##### Excerpt to read #####

# **Expected Goals Classifier**

### Overview

Create an Expected Goals (xG) classification model using existing historical match data to produce actionable recommendations which can be utilized in technical and tactical analysis to improve goal-scoring.

Project detailed on Github: [milwaukee_rampage_fc](https://github.com/wswager/milwaukee_rampage_fc)

# Data Extraction Notebook

*Notebook 1 of 8*

### Index

1. Data extracted in [expected_goals_data_extraction_notebook](https://github.com/wswager/milwaukee_rampage_fc/blob/main/data_extraction/expected_goals_data_extraction_notebook.ipynb)
2. Data organized in [expected_goals_data_organization_notebook](https://github.com/wswager/milwaukee_rampage_fc/blob/main/data_organization/expected_goals_data_organization_notebook.ipynb)

##### Data entries #####

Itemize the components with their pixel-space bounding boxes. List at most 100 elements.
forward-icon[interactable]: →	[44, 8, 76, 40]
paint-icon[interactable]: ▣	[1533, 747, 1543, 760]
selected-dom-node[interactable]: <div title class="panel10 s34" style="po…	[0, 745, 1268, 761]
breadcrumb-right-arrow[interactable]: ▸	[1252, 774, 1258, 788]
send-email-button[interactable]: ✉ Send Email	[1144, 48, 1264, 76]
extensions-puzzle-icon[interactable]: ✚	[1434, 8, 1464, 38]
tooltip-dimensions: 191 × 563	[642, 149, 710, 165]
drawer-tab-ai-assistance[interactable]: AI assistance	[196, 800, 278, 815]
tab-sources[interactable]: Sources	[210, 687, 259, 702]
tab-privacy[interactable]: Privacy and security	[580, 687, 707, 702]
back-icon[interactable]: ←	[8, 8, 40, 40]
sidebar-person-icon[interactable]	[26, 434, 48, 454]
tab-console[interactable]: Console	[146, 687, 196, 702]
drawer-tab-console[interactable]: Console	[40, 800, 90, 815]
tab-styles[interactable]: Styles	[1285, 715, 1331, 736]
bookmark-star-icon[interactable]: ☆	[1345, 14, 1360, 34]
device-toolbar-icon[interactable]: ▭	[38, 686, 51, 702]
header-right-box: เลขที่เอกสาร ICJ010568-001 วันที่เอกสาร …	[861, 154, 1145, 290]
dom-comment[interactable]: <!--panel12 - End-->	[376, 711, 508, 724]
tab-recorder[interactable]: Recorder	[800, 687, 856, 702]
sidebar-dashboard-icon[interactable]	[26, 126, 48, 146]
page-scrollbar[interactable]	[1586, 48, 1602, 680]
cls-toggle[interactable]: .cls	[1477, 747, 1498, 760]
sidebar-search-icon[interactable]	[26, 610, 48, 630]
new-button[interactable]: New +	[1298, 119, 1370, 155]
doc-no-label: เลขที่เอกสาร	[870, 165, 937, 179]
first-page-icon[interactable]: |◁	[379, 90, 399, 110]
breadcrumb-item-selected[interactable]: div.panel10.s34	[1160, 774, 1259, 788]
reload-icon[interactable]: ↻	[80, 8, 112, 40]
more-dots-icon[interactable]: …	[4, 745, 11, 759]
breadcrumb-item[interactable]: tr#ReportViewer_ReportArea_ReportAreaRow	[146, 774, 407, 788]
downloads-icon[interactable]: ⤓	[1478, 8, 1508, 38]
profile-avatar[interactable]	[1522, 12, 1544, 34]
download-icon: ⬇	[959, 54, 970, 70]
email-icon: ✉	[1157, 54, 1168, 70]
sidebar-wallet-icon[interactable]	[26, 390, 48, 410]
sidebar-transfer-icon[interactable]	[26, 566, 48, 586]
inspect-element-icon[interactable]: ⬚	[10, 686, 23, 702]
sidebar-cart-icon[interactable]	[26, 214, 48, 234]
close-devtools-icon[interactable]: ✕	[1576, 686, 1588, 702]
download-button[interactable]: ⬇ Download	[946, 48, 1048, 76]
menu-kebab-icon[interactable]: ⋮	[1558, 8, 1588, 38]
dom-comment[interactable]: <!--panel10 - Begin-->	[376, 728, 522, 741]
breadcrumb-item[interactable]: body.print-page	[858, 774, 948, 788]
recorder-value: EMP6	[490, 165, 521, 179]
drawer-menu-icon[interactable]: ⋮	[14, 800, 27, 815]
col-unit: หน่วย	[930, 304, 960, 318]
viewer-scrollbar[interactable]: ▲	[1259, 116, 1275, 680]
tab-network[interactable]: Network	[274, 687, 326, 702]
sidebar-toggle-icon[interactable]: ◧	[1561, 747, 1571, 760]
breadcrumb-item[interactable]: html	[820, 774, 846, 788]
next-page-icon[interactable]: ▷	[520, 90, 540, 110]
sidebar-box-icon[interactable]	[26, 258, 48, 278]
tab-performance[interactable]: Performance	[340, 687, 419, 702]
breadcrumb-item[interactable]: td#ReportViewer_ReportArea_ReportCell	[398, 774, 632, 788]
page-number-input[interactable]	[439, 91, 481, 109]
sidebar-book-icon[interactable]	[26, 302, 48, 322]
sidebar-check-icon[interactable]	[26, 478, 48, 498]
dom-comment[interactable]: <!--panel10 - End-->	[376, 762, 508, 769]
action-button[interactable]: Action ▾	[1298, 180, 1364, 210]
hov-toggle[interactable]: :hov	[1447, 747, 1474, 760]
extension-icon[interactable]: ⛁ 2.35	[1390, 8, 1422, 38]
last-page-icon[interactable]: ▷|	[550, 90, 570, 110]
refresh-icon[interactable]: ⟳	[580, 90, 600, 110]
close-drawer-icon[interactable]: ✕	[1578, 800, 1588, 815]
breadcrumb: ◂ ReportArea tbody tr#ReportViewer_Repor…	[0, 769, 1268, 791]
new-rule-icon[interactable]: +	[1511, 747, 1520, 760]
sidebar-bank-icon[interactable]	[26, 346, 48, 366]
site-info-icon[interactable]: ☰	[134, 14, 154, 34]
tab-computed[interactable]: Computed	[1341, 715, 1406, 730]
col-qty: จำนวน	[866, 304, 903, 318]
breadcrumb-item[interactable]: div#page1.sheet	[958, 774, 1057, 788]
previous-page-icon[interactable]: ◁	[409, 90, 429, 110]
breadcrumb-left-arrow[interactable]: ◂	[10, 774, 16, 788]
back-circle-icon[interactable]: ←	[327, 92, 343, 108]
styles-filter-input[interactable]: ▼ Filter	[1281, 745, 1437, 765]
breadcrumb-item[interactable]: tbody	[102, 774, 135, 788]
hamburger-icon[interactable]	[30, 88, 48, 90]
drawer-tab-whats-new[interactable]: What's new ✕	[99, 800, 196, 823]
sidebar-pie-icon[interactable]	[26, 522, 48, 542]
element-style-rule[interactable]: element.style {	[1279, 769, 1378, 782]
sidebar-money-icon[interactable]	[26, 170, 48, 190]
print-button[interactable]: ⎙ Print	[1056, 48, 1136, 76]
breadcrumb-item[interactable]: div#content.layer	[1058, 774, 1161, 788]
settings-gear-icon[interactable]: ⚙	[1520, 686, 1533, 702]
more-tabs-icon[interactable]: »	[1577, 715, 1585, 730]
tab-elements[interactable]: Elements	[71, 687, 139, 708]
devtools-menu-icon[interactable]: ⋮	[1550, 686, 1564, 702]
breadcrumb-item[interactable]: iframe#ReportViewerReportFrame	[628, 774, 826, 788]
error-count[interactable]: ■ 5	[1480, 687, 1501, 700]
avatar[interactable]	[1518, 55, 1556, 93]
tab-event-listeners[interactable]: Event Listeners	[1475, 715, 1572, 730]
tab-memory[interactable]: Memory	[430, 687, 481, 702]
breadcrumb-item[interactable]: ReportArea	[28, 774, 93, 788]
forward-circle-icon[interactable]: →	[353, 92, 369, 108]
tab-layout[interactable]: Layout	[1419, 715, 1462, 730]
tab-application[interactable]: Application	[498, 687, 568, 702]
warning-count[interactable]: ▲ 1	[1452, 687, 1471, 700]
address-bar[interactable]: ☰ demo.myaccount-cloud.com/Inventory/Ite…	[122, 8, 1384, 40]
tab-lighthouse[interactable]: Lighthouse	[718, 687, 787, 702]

#####

Stated problem: In the Expected Goals Classifier page, what data is the model built from?

Response to this task: Existing historical match data.